AVAILABLE RECORDS:
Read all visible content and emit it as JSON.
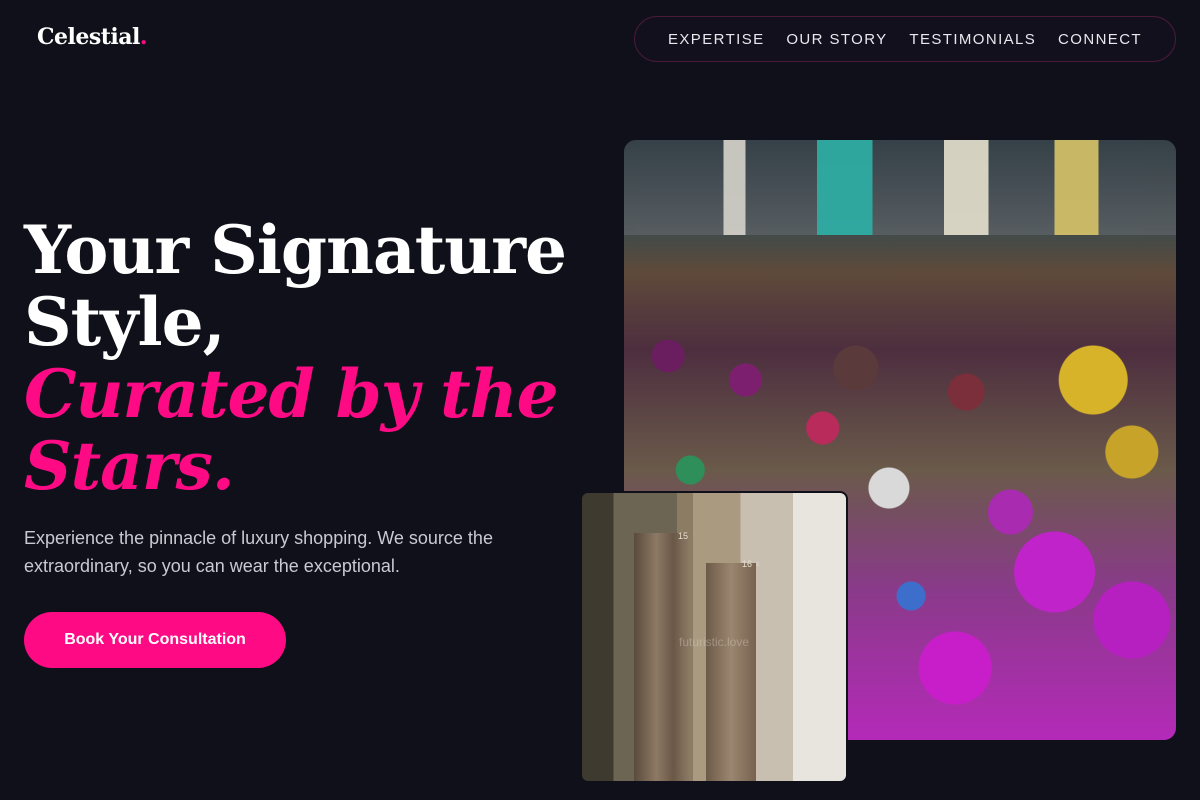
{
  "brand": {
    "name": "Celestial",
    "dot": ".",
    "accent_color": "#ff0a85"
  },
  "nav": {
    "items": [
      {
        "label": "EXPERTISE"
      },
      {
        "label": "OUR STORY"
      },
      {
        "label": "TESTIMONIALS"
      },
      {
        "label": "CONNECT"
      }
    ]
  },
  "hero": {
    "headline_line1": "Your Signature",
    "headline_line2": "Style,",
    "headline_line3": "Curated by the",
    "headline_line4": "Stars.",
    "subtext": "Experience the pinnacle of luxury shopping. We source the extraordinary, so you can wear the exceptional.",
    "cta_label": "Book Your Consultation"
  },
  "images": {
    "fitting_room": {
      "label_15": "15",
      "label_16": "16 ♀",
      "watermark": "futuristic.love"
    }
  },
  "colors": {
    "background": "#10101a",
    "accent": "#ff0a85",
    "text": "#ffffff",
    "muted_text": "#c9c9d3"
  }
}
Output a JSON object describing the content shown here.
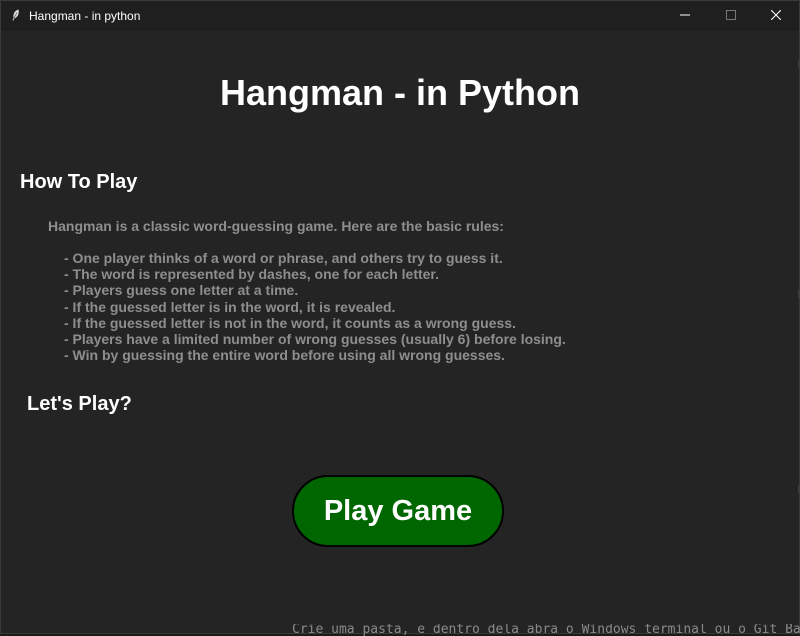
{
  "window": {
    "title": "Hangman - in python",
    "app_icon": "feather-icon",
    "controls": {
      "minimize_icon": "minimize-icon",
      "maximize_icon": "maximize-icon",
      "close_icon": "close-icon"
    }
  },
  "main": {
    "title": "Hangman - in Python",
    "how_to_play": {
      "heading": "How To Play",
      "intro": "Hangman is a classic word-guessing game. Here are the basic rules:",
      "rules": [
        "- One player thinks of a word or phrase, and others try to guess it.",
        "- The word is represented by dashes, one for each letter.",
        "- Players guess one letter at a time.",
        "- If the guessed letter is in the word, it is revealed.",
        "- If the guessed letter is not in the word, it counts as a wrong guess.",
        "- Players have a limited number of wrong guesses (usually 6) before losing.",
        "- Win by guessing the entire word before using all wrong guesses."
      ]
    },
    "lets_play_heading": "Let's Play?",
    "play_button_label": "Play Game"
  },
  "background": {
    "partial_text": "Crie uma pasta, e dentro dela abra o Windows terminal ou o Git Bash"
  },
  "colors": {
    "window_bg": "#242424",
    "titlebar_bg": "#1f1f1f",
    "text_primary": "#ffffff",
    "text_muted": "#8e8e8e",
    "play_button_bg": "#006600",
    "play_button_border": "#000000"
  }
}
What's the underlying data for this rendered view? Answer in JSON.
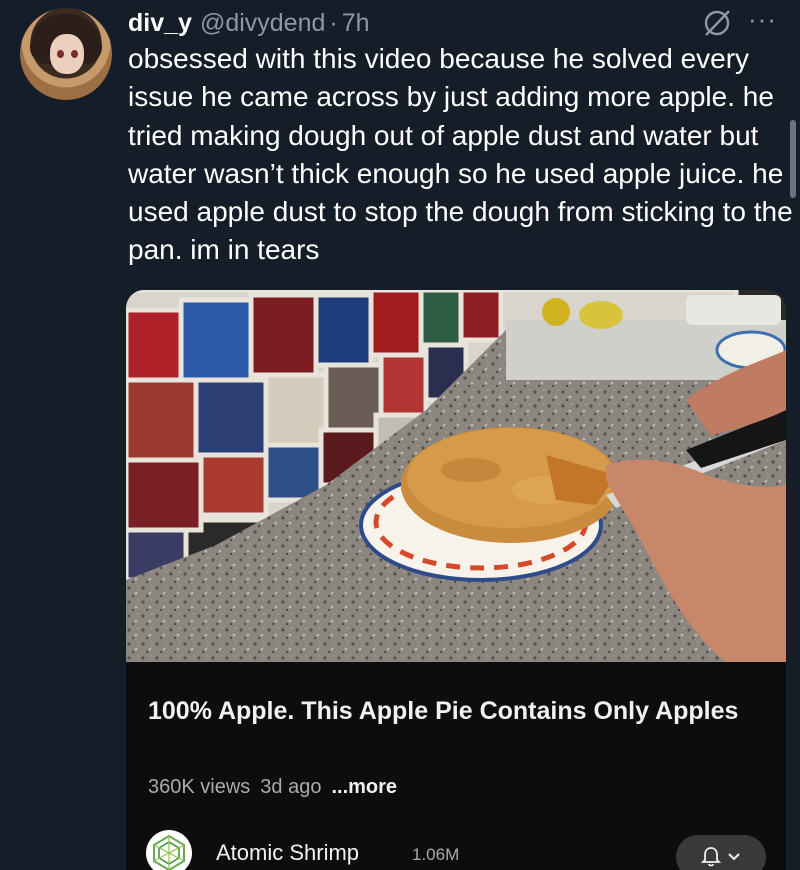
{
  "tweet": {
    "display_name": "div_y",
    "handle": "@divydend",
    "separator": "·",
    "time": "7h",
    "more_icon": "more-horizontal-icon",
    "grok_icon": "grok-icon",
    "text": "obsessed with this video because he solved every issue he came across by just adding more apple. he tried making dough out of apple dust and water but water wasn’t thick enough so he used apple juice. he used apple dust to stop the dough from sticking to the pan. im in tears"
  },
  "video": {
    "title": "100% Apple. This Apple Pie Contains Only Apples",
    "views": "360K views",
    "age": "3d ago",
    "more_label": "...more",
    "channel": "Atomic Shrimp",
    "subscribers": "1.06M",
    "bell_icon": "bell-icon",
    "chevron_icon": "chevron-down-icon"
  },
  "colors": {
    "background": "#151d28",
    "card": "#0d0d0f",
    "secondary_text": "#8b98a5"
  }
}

WHAT NEEDS TO BE DONE:
Make an exact copy of the records above, with the pictures left out.

RESPONSE BELOW:
Read all visible content and emit it as JSON.
{
  "brand": {
    "name": "Celestial",
    "dot": ".",
    "accent_color": "#ff0a85"
  },
  "nav": {
    "items": [
      {
        "label": "EXPERTISE"
      },
      {
        "label": "OUR STORY"
      },
      {
        "label": "TESTIMONIALS"
      },
      {
        "label": "CONNECT"
      }
    ]
  },
  "hero": {
    "headline_line1": "Your Signature",
    "headline_line2": "Style,",
    "headline_line3": "Curated by the",
    "headline_line4": "Stars.",
    "subtext": "Experience the pinnacle of luxury shopping. We source the extraordinary, so you can wear the exceptional.",
    "cta_label": "Book Your Consultation"
  },
  "images": {
    "fitting_room": {
      "label_15": "15",
      "label_16": "16 ♀",
      "watermark": "futuristic.love"
    }
  },
  "colors": {
    "background": "#10101a",
    "accent": "#ff0a85",
    "text": "#ffffff",
    "muted_text": "#c9c9d3"
  }
}
Output a JSON object describing the content shown here.
{
  "window": {
    "title": "Hangman - in python",
    "app_icon": "feather-icon",
    "controls": {
      "minimize_icon": "minimize-icon",
      "maximize_icon": "maximize-icon",
      "close_icon": "close-icon"
    }
  },
  "main": {
    "title": "Hangman - in Python",
    "how_to_play": {
      "heading": "How To Play",
      "intro": "Hangman is a classic word-guessing game. Here are the basic rules:",
      "rules": [
        "- One player thinks of a word or phrase, and others try to guess it.",
        "- The word is represented by dashes, one for each letter.",
        "- Players guess one letter at a time.",
        "- If the guessed letter is in the word, it is revealed.",
        "- If the guessed letter is not in the word, it counts as a wrong guess.",
        "- Players have a limited number of wrong guesses (usually 6) before losing.",
        "- Win by guessing the entire word before using all wrong guesses."
      ]
    },
    "lets_play_heading": "Let's Play?",
    "play_button_label": "Play Game"
  },
  "background": {
    "partial_text": "Crie uma pasta, e dentro dela abra o Windows terminal ou o Git Bash"
  },
  "colors": {
    "window_bg": "#242424",
    "titlebar_bg": "#1f1f1f",
    "text_primary": "#ffffff",
    "text_muted": "#8e8e8e",
    "play_button_bg": "#006600",
    "play_button_border": "#000000"
  }
}
What's the underlying data for this rendered view? Answer in JSON.
{
  "tweet": {
    "display_name": "div_y",
    "handle": "@divydend",
    "separator": "·",
    "time": "7h",
    "more_icon": "more-horizontal-icon",
    "grok_icon": "grok-icon",
    "text": "obsessed with this video because he solved every issue he came across by just adding more apple. he tried making dough out of apple dust and water but water wasn’t thick enough so he used apple juice. he used apple dust to stop the dough from sticking to the pan. im in tears"
  },
  "video": {
    "title": "100% Apple. This Apple Pie Contains Only Apples",
    "views": "360K views",
    "age": "3d ago",
    "more_label": "...more",
    "channel": "Atomic Shrimp",
    "subscribers": "1.06M",
    "bell_icon": "bell-icon",
    "chevron_icon": "chevron-down-icon"
  },
  "colors": {
    "background": "#151d28",
    "card": "#0d0d0f",
    "secondary_text": "#8b98a5"
  }
}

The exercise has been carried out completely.